* [Exercise requirements]:
All of the data that follows should be retyped exactly, please, except the pictures.

--- START Dataset content ---

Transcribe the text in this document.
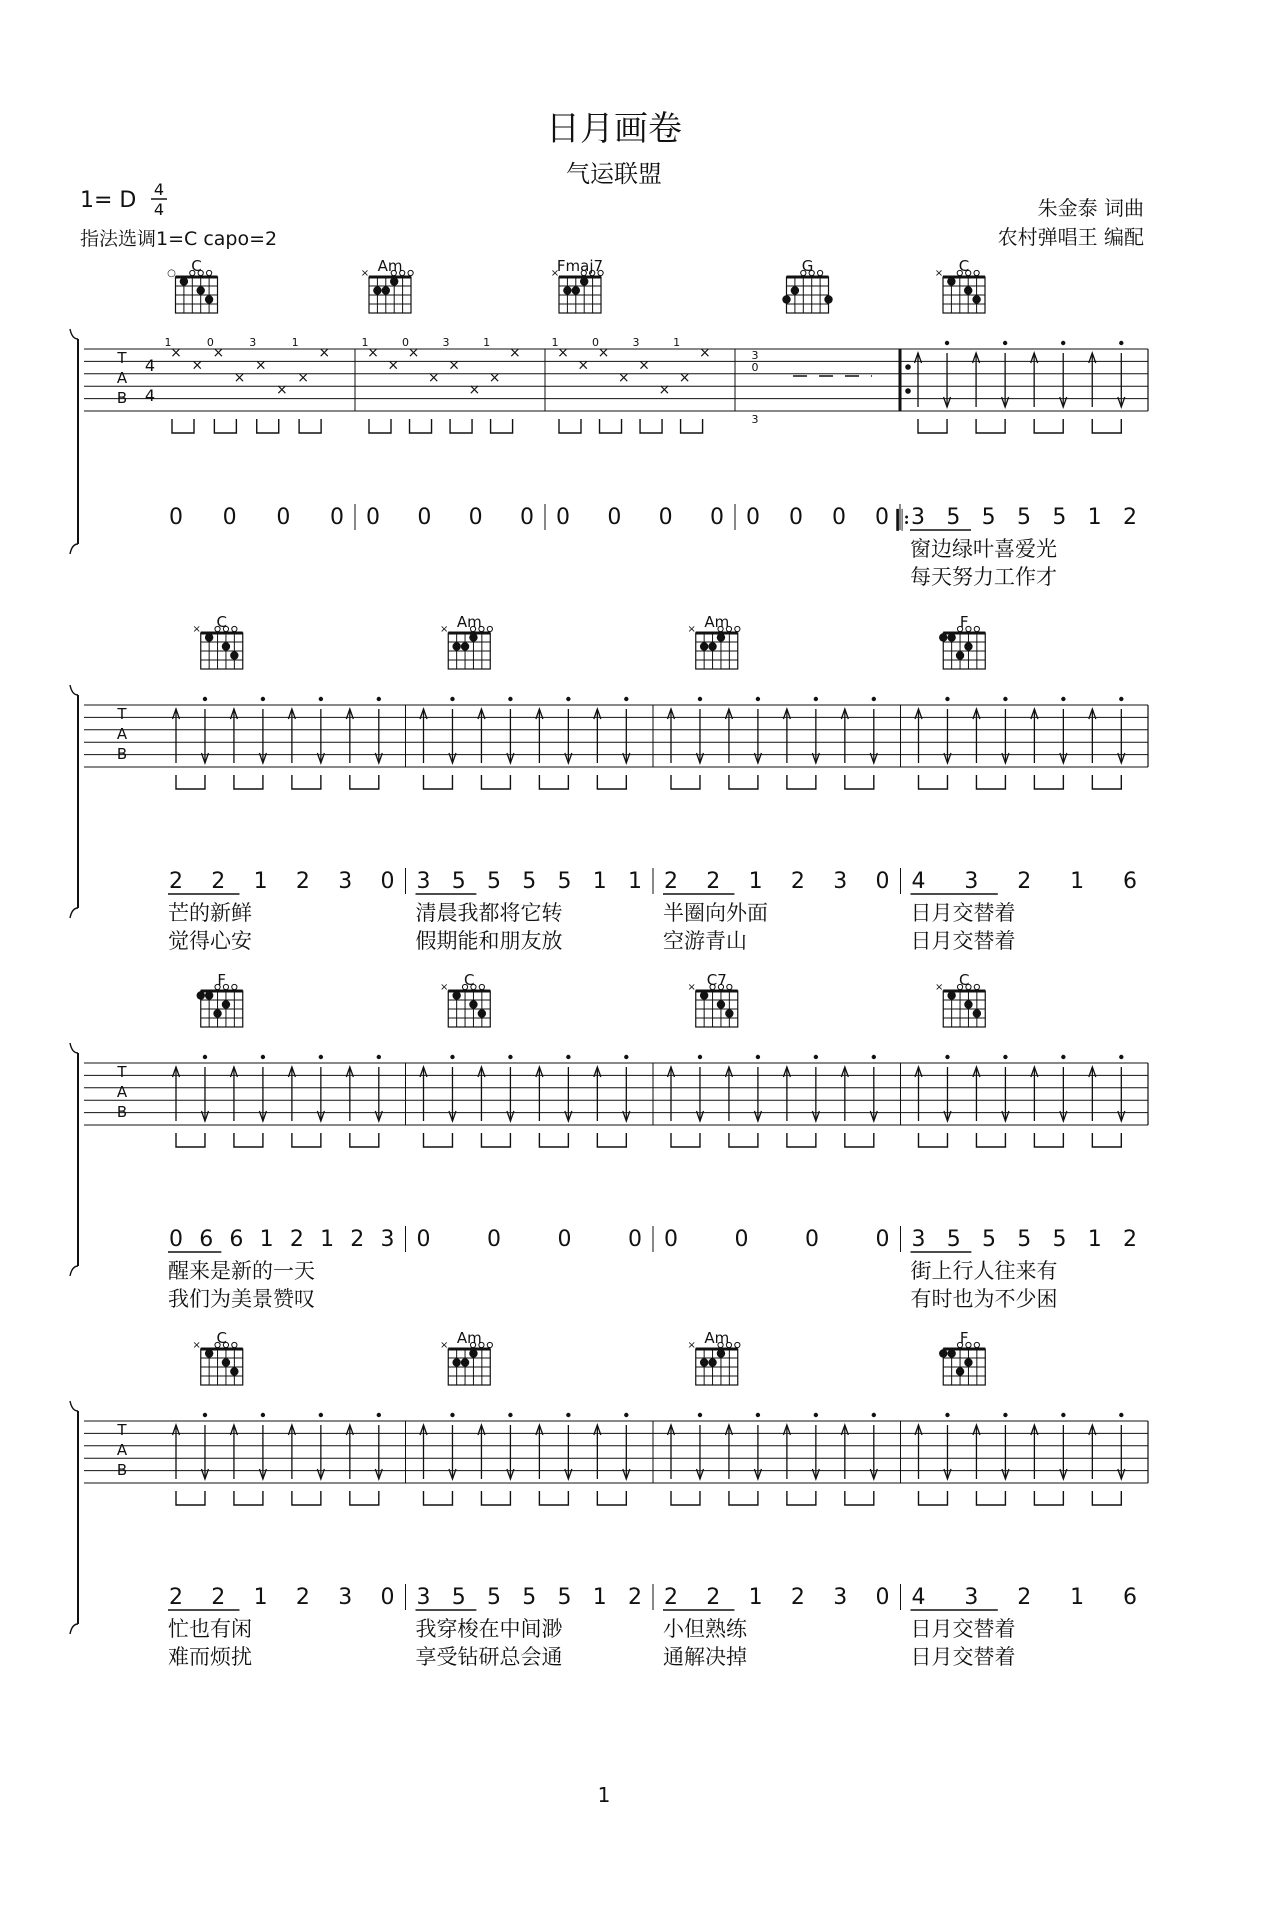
日月画卷
气运联盟
1= D 4
4
指法选调1=C capo=2
朱金泰 词曲
农村弹唱王 编配
T
A
B
4
4
𝄆
C
○	Am
×	Fmaj7
×	G	C
×
×
×
×
×
×
×
×
×
1	0	3	1
0 0 0 0
×
×
×
×
×
×
×
×
1	0	3	1
0 0 0 0
×
×
×
×
×
×
×
×
1	0	3	1
0 0 0 0
3
0
3
0 0 0 0 3 5 5 5 5 1 2
窗边绿叶喜爱光
每天努力工作才
T
A
B
C
×	Am
×	Am
×	F
2 2 1 2 3 0
芒的新鲜
觉得心安
3 5 5 5 5 1 1
清晨我都将它转
假期能和朋友放
2 2 1 2 3 0
半圈向外面
空游青山
4 3 2 1 6
日月交替着
日月交替着
T
A
B
F	C
×	C7
×	C
×
0 6 6 1 2 1 2 3
醒来是新的一天
我们为美景赞叹
0	0	0	0 0	0	0	0 3 5 5 5 5 1 2
街上行人往来有
有时也为不少困
T
A
B
C
×	Am
×	Am
×	F
2 2 1 2 3 0
忙也有闲
难而烦扰
3 5 5 5 5 1 2
我穿梭在中间渺
享受钻研总会通
2 2 1 2 3 0
小但熟练
通解决掉
4 3 2 1 6
日月交替着
日月交替着
1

--- END Dataset content ---

* [The completed task]:
Transcribe the text in this document.
日月画卷
气运联盟
1= D 4
4
指法选调1=C capo=2
朱金泰 词曲
农村弹唱王 编配
T
A
B
4
4
𝄆
C
○	Am
×	Fmaj7
×	G	C
×
×
×
×
×
×
×
×
×
1	0	3	1
0 0 0 0
×
×
×
×
×
×
×
×
1	0	3	1
0 0 0 0
×
×
×
×
×
×
×
×
1	0	3	1
0 0 0 0
3
0
3
0 0 0 0 3 5 5 5 5 1 2
窗边绿叶喜爱光
每天努力工作才
T
A
B
C
×	Am
×	Am
×	F
2 2 1 2 3 0
芒的新鲜
觉得心安
3 5 5 5 5 1 1
清晨我都将它转
假期能和朋友放
2 2 1 2 3 0
半圈向外面
空游青山
4 3 2 1 6
日月交替着
日月交替着
T
A
B
F	C
×	C7
×	C
×
0 6 6 1 2 1 2 3
醒来是新的一天
我们为美景赞叹
0	0	0	0 0	0	0	0 3 5 5 5 5 1 2
街上行人往来有
有时也为不少困
T
A
B
C
×	Am
×	Am
×	F
2 2 1 2 3 0
忙也有闲
难而烦扰
3 5 5 5 5 1 2
我穿梭在中间渺
享受钻研总会通
2 2 1 2 3 0
小但熟练
通解决掉
4 3 2 1 6
日月交替着
日月交替着
1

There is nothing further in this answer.